## begin
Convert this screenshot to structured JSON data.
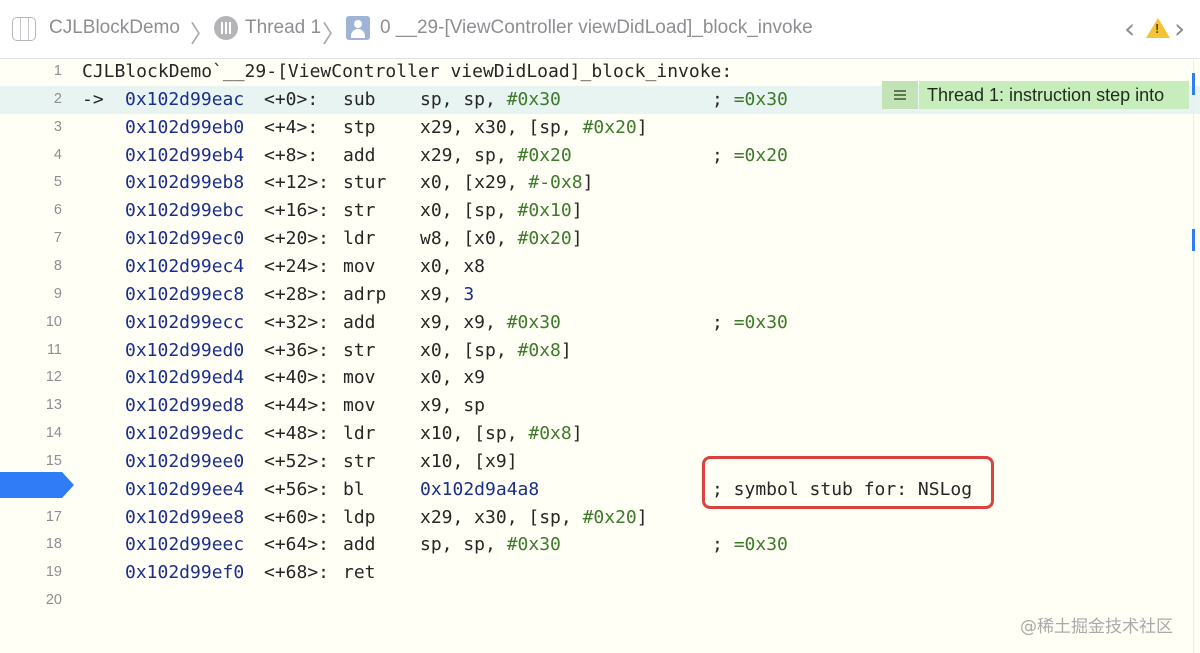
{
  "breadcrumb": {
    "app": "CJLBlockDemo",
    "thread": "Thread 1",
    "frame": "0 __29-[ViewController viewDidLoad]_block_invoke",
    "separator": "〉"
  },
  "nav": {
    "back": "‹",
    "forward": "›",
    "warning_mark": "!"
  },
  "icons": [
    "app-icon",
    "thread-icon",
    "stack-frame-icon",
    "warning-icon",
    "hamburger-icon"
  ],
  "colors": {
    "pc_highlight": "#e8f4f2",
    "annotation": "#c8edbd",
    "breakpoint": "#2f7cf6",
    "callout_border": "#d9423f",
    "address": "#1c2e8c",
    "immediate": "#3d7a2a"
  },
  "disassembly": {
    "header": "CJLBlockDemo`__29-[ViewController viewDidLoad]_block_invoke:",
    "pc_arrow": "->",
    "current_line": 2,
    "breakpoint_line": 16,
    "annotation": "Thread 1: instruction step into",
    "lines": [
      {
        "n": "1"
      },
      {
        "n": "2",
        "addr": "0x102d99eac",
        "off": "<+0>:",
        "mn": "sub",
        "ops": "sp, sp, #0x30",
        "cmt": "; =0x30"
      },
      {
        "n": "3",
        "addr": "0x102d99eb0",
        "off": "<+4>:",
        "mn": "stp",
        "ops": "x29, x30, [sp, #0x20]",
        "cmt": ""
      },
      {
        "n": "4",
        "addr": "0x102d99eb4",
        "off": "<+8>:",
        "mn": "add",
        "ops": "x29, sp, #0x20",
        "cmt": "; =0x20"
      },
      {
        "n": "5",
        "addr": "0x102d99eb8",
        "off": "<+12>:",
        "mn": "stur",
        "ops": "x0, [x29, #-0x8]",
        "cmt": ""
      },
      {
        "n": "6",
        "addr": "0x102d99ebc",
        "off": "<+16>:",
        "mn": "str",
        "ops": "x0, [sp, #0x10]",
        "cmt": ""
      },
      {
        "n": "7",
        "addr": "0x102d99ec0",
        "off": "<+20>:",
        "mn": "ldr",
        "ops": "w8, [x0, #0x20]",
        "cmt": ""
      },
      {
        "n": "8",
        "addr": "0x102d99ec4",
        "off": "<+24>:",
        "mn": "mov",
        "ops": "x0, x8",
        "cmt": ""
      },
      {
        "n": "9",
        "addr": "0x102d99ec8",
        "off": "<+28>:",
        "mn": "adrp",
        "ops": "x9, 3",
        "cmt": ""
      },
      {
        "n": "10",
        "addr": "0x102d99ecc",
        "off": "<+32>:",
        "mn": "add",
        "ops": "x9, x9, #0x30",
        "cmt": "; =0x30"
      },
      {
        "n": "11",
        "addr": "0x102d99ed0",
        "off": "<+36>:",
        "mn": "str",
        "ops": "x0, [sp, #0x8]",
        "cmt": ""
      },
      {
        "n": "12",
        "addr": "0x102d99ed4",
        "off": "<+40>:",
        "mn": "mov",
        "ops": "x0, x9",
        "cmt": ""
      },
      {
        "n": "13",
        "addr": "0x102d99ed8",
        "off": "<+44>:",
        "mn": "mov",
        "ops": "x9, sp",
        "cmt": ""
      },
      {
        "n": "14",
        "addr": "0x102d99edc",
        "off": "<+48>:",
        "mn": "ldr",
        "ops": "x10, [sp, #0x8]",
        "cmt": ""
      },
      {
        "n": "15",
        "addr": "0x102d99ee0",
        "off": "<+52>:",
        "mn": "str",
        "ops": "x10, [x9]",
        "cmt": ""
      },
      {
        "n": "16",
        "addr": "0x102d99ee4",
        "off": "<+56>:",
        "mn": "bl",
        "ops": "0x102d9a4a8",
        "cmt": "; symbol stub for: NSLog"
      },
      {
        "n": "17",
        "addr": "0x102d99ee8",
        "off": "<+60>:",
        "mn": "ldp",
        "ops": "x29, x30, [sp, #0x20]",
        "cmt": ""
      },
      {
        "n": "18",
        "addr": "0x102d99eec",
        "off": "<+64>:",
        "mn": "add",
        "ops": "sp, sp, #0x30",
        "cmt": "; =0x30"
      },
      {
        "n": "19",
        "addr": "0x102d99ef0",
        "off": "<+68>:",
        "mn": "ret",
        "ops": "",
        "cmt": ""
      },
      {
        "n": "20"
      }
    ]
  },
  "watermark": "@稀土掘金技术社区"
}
## end
## begin
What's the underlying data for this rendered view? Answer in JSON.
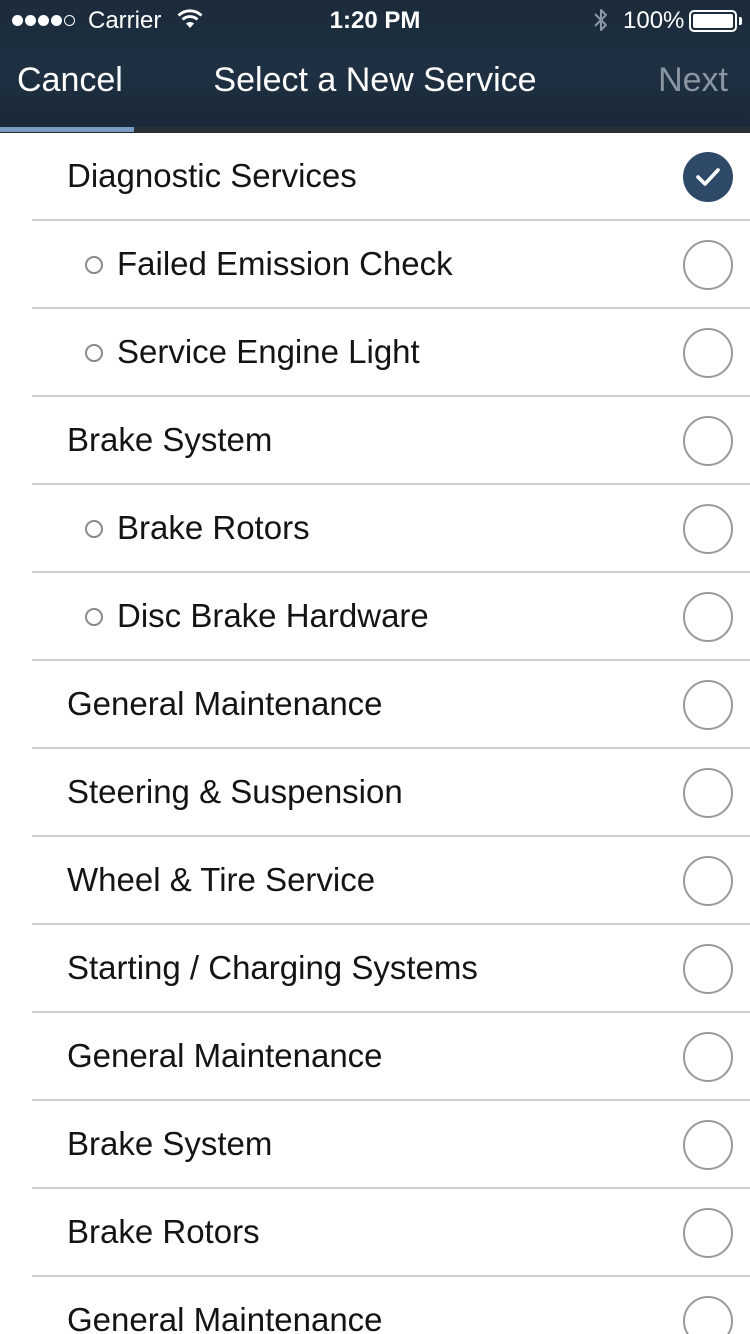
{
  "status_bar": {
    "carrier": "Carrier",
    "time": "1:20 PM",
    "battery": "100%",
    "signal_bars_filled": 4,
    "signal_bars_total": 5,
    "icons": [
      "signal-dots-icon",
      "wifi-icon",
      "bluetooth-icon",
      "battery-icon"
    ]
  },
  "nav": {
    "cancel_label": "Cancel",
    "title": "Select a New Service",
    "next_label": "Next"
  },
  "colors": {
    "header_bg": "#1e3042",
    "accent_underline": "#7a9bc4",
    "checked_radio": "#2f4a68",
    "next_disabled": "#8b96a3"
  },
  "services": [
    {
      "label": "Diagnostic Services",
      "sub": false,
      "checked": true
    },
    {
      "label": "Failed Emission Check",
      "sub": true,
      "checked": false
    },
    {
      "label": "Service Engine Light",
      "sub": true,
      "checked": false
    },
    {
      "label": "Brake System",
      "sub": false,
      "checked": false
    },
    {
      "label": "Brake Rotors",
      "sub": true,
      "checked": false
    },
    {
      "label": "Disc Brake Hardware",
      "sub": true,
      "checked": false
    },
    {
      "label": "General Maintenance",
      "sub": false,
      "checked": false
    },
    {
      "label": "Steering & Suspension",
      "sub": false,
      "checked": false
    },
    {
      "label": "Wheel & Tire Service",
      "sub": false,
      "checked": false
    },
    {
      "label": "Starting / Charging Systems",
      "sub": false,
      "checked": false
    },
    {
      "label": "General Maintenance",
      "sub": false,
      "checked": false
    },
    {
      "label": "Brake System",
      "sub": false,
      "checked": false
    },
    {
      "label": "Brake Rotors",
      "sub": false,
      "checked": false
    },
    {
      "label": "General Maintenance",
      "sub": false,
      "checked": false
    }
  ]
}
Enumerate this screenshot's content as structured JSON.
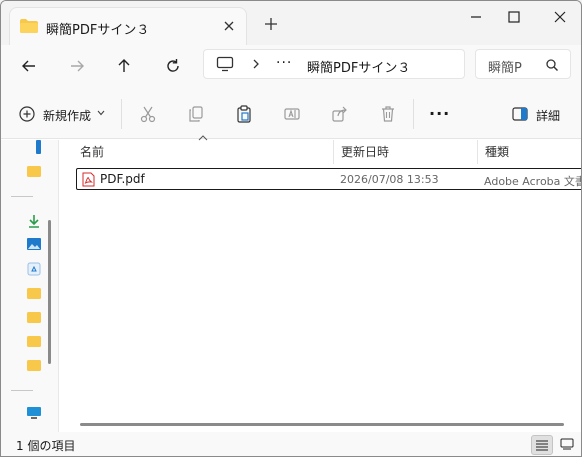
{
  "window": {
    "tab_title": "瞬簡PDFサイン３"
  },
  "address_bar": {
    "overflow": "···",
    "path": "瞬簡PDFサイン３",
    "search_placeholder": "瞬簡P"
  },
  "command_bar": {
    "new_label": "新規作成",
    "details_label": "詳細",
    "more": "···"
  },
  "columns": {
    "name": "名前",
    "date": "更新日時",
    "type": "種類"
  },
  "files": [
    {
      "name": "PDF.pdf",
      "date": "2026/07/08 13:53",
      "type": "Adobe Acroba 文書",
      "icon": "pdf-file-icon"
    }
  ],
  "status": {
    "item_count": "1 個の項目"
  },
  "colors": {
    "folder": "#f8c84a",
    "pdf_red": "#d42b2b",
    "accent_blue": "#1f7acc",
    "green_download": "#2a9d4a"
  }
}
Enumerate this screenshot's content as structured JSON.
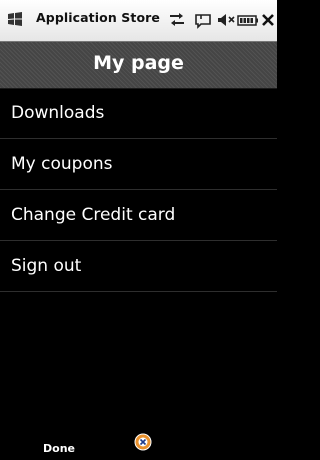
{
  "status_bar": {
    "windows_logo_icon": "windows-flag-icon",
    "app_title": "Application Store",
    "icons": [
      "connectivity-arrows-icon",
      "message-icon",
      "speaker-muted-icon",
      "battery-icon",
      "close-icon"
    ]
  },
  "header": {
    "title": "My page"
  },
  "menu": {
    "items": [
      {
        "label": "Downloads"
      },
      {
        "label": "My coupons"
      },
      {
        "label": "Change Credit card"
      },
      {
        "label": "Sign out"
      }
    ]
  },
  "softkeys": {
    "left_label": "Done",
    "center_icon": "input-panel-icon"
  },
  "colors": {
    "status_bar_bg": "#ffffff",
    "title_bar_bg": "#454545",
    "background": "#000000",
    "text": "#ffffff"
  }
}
## end
(BRIEF):
Pick out, from the lines above, every one that contains the string "battery".

(RESULT FOR THIS EXERCISE):
    "battery": "100%",
      "battery-icon"
      "battery-icon",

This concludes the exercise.